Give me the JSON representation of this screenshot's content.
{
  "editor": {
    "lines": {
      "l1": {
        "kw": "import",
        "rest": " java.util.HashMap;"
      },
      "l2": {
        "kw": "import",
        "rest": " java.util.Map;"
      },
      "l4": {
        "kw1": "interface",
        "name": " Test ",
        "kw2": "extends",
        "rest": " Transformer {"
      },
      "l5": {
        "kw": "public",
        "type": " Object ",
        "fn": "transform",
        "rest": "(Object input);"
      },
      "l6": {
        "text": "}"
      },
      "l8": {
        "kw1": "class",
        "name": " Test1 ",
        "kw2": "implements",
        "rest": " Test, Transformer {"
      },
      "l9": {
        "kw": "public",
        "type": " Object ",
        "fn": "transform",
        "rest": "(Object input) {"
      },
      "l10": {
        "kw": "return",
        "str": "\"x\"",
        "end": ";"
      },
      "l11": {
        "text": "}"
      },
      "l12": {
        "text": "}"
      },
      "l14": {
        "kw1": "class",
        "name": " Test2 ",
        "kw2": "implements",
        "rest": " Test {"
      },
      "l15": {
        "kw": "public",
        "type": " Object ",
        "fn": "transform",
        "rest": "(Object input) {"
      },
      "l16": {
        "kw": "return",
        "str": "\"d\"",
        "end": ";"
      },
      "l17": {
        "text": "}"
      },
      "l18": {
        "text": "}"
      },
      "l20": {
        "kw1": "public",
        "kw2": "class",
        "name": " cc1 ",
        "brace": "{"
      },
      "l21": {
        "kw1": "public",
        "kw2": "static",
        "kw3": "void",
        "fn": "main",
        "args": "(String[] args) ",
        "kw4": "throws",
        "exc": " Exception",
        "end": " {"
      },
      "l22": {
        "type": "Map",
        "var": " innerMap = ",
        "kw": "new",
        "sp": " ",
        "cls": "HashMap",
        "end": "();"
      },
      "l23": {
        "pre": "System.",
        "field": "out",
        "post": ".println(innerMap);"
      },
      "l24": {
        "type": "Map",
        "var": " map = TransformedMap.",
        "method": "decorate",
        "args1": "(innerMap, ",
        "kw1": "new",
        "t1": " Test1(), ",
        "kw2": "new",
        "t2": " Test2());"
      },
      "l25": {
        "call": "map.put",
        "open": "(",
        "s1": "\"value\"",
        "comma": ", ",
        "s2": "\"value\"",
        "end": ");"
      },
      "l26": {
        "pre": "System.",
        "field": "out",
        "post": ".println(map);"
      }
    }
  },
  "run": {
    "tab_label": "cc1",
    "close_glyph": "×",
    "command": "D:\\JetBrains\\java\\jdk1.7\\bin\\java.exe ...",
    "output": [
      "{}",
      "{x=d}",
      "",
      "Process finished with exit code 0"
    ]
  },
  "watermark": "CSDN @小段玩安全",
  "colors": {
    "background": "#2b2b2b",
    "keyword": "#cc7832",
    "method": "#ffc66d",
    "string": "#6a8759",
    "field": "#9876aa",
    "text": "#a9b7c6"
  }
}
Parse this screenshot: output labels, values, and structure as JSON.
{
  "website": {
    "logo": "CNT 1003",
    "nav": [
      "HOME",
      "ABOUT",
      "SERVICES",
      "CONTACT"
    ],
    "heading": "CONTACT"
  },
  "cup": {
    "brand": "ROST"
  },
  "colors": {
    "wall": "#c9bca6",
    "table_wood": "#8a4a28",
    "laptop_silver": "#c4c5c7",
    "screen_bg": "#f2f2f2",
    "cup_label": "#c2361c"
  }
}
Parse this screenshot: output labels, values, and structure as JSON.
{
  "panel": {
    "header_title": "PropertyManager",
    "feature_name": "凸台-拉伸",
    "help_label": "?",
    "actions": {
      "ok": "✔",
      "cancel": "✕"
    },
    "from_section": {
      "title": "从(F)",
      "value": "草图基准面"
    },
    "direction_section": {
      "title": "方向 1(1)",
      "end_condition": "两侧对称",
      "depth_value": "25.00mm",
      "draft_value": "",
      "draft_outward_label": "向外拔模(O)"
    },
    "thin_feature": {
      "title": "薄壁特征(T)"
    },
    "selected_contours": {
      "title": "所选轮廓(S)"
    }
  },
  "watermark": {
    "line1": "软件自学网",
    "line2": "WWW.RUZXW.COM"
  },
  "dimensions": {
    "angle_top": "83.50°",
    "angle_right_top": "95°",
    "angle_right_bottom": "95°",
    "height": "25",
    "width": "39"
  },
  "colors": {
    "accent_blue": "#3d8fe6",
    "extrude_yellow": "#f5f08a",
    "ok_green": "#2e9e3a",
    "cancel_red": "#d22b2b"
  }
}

__INSTRUCTIONS FOR THE TASK__:
Quote each line of the data above exactly as written.

__THE RESULT__:
Give me the JSON representation of this screenshot's content.
{
  "editor": {
    "lines": {
      "l1": {
        "kw": "import",
        "rest": " java.util.HashMap;"
      },
      "l2": {
        "kw": "import",
        "rest": " java.util.Map;"
      },
      "l4": {
        "kw1": "interface",
        "name": " Test ",
        "kw2": "extends",
        "rest": " Transformer {"
      },
      "l5": {
        "kw": "public",
        "type": " Object ",
        "fn": "transform",
        "rest": "(Object input);"
      },
      "l6": {
        "text": "}"
      },
      "l8": {
        "kw1": "class",
        "name": " Test1 ",
        "kw2": "implements",
        "rest": " Test, Transformer {"
      },
      "l9": {
        "kw": "public",
        "type": " Object ",
        "fn": "transform",
        "rest": "(Object input) {"
      },
      "l10": {
        "kw": "return",
        "str": "\"x\"",
        "end": ";"
      },
      "l11": {
        "text": "}"
      },
      "l12": {
        "text": "}"
      },
      "l14": {
        "kw1": "class",
        "name": " Test2 ",
        "kw2": "implements",
        "rest": " Test {"
      },
      "l15": {
        "kw": "public",
        "type": " Object ",
        "fn": "transform",
        "rest": "(Object input) {"
      },
      "l16": {
        "kw": "return",
        "str": "\"d\"",
        "end": ";"
      },
      "l17": {
        "text": "}"
      },
      "l18": {
        "text": "}"
      },
      "l20": {
        "kw1": "public",
        "kw2": "class",
        "name": " cc1 ",
        "brace": "{"
      },
      "l21": {
        "kw1": "public",
        "kw2": "static",
        "kw3": "void",
        "fn": "main",
        "args": "(String[] args) ",
        "kw4": "throws",
        "exc": " Exception",
        "end": " {"
      },
      "l22": {
        "type": "Map",
        "var": " innerMap = ",
        "kw": "new",
        "sp": " ",
        "cls": "HashMap",
        "end": "();"
      },
      "l23": {
        "pre": "System.",
        "field": "out",
        "post": ".println(innerMap);"
      },
      "l24": {
        "type": "Map",
        "var": " map = TransformedMap.",
        "method": "decorate",
        "args1": "(innerMap, ",
        "kw1": "new",
        "t1": " Test1(), ",
        "kw2": "new",
        "t2": " Test2());"
      },
      "l25": {
        "call": "map.put",
        "open": "(",
        "s1": "\"value\"",
        "comma": ", ",
        "s2": "\"value\"",
        "end": ");"
      },
      "l26": {
        "pre": "System.",
        "field": "out",
        "post": ".println(map);"
      }
    }
  },
  "run": {
    "tab_label": "cc1",
    "close_glyph": "×",
    "command": "D:\\JetBrains\\java\\jdk1.7\\bin\\java.exe ...",
    "output": [
      "{}",
      "{x=d}",
      "",
      "Process finished with exit code 0"
    ]
  },
  "watermark": "CSDN @小段玩安全",
  "colors": {
    "background": "#2b2b2b",
    "keyword": "#cc7832",
    "method": "#ffc66d",
    "string": "#6a8759",
    "field": "#9876aa",
    "text": "#a9b7c6"
  }
}
Parse this screenshot: output labels, values, and structure as JSON.
{
  "website": {
    "logo": "CNT 1003",
    "nav": [
      "HOME",
      "ABOUT",
      "SERVICES",
      "CONTACT"
    ],
    "heading": "CONTACT"
  },
  "cup": {
    "brand": "ROST"
  },
  "colors": {
    "wall": "#c9bca6",
    "table_wood": "#8a4a28",
    "laptop_silver": "#c4c5c7",
    "screen_bg": "#f2f2f2",
    "cup_label": "#c2361c"
  }
}
Parse this screenshot: output labels, values, and structure as JSON.
{
  "panel": {
    "header_title": "PropertyManager",
    "feature_name": "凸台-拉伸",
    "help_label": "?",
    "actions": {
      "ok": "✔",
      "cancel": "✕"
    },
    "from_section": {
      "title": "从(F)",
      "value": "草图基准面"
    },
    "direction_section": {
      "title": "方向 1(1)",
      "end_condition": "两侧对称",
      "depth_value": "25.00mm",
      "draft_value": "",
      "draft_outward_label": "向外拔模(O)"
    },
    "thin_feature": {
      "title": "薄壁特征(T)"
    },
    "selected_contours": {
      "title": "所选轮廓(S)"
    }
  },
  "watermark": {
    "line1": "软件自学网",
    "line2": "WWW.RUZXW.COM"
  },
  "dimensions": {
    "angle_top": "83.50°",
    "angle_right_top": "95°",
    "angle_right_bottom": "95°",
    "height": "25",
    "width": "39"
  },
  "colors": {
    "accent_blue": "#3d8fe6",
    "extrude_yellow": "#f5f08a",
    "ok_green": "#2e9e3a",
    "cancel_red": "#d22b2b"
  }
}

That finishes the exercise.